- **WHAT YOU WILL DO**: Gather every line below where "landlords" appears.
(begin)
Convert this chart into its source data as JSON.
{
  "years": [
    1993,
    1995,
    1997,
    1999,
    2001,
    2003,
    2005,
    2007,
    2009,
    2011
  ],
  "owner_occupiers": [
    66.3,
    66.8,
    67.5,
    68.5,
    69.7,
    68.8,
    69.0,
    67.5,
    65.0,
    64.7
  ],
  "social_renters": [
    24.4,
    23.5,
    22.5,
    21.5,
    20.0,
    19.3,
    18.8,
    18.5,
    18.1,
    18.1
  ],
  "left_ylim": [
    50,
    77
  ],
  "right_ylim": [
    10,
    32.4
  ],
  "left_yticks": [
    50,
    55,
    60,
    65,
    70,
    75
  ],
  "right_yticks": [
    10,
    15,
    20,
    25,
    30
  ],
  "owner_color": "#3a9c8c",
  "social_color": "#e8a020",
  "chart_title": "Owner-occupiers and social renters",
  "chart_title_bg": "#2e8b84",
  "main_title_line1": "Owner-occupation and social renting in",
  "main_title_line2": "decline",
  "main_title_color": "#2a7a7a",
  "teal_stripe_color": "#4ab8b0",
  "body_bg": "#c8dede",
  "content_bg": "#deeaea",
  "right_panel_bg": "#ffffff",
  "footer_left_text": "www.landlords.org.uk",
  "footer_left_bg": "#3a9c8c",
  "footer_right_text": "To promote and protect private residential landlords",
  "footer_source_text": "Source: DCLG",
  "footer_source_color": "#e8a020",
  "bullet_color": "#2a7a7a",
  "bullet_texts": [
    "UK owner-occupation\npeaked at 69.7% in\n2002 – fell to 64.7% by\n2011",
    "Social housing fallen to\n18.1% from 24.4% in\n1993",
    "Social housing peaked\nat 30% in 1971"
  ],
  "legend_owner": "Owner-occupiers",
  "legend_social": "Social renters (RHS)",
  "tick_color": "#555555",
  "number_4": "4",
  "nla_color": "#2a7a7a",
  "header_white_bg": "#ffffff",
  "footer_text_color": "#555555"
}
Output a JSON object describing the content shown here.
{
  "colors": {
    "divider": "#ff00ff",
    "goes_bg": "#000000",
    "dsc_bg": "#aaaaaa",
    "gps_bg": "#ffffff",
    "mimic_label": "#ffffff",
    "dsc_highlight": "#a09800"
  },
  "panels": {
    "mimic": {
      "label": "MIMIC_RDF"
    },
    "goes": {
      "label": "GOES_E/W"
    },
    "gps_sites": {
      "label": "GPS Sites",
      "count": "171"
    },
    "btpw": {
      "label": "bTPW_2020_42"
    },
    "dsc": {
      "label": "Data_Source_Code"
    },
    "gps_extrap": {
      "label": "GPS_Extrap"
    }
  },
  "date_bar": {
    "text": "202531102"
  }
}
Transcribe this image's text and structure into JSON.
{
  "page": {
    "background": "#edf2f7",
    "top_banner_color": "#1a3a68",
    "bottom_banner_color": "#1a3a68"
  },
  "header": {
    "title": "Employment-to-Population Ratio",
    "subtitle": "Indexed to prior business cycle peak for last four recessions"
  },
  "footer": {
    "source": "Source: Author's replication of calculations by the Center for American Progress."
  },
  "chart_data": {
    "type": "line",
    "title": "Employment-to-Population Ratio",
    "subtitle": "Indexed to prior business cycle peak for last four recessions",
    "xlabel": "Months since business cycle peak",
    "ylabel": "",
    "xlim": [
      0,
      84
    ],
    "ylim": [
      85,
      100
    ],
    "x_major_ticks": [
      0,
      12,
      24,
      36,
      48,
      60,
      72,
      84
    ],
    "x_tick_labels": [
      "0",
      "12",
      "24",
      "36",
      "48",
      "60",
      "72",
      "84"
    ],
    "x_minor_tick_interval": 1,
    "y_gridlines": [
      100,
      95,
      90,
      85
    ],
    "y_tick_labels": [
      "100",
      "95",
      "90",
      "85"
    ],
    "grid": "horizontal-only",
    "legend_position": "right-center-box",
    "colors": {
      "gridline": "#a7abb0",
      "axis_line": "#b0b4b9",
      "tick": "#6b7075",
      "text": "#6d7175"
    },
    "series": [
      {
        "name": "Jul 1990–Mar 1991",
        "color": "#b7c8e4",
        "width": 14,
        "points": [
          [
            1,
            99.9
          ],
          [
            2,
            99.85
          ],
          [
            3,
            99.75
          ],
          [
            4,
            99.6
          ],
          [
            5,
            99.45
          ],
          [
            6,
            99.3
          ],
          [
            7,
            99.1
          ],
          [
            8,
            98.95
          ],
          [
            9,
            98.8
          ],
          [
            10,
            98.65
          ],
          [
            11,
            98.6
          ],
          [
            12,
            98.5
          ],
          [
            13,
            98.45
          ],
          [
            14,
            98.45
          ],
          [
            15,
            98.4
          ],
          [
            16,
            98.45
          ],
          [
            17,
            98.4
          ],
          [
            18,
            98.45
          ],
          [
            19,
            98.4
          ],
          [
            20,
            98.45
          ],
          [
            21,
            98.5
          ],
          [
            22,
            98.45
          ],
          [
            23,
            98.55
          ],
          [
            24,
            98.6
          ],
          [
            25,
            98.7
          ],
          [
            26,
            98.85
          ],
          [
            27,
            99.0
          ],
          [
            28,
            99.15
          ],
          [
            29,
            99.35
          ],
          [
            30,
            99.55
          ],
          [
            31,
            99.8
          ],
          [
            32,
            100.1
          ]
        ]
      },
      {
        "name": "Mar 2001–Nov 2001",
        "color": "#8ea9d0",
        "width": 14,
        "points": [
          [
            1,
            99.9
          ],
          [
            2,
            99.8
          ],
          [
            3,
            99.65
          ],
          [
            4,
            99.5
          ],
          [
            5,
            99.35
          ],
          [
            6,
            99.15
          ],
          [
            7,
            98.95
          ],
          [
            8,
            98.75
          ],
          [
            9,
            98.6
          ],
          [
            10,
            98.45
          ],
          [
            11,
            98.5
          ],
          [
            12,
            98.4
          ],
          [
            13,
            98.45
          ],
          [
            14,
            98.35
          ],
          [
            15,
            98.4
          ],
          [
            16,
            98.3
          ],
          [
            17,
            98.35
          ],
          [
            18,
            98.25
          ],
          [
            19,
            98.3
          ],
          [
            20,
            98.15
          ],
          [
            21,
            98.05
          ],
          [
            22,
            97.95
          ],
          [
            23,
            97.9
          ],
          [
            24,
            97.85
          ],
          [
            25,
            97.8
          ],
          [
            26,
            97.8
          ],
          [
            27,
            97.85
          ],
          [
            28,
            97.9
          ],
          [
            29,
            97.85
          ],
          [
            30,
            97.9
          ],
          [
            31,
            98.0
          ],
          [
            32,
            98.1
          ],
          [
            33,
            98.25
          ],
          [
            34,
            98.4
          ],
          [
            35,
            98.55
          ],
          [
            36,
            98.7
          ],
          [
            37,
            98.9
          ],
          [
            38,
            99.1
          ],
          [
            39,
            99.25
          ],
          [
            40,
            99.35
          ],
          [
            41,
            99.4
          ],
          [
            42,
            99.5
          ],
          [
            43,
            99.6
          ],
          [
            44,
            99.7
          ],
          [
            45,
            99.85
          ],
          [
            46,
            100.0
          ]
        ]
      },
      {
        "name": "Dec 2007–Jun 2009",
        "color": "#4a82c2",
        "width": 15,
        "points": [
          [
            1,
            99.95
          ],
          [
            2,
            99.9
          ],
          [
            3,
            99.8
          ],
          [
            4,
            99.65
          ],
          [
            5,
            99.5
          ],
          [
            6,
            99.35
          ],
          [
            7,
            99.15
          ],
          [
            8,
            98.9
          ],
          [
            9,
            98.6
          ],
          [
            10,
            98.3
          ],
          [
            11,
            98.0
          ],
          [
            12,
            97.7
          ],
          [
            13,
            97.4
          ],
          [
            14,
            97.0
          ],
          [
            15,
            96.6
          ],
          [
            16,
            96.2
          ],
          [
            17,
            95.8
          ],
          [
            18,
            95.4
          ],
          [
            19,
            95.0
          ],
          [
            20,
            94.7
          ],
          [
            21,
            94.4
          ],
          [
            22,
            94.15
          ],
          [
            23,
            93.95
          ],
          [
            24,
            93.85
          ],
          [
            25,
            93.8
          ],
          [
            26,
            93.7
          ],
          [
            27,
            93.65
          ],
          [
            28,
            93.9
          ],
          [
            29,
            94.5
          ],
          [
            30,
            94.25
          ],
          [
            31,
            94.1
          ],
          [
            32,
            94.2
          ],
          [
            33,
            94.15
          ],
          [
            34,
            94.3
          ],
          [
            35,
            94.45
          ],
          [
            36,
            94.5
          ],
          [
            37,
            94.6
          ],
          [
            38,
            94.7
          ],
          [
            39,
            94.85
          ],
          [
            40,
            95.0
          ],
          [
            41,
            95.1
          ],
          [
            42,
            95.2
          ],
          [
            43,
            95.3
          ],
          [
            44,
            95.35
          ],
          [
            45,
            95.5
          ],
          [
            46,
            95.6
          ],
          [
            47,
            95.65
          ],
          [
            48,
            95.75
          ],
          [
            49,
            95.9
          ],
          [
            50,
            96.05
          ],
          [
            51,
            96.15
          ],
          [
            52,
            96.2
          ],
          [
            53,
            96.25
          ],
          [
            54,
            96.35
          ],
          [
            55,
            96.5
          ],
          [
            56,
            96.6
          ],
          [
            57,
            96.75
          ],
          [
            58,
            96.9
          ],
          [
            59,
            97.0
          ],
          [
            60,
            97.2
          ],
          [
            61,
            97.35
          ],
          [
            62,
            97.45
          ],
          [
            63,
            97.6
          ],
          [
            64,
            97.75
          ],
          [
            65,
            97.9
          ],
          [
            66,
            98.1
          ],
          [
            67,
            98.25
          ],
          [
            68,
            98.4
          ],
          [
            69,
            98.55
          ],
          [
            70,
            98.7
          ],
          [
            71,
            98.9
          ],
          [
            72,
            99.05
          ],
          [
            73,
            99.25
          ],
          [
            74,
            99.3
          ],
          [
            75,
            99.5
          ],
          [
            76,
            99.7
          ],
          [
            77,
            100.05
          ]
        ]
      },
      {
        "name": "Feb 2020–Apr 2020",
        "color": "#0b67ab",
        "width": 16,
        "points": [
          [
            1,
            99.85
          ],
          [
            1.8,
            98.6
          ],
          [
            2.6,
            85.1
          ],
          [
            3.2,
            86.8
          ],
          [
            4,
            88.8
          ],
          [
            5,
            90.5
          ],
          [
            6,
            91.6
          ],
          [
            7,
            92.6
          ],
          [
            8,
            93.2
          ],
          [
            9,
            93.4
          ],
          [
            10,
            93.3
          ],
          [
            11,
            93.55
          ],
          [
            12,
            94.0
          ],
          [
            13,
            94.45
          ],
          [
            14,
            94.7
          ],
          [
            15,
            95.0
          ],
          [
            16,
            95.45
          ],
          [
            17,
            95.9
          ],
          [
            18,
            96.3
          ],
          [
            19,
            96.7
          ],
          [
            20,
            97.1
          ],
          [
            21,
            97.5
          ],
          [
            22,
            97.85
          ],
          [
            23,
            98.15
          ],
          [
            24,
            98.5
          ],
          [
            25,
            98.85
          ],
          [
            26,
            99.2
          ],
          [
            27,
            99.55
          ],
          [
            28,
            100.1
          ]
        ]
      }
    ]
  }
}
(end)
- **FULL RESPONSE**:
  "footer_left_text": "www.landlords.org.uk",
  "footer_right_text": "To promote and protect private residential landlords",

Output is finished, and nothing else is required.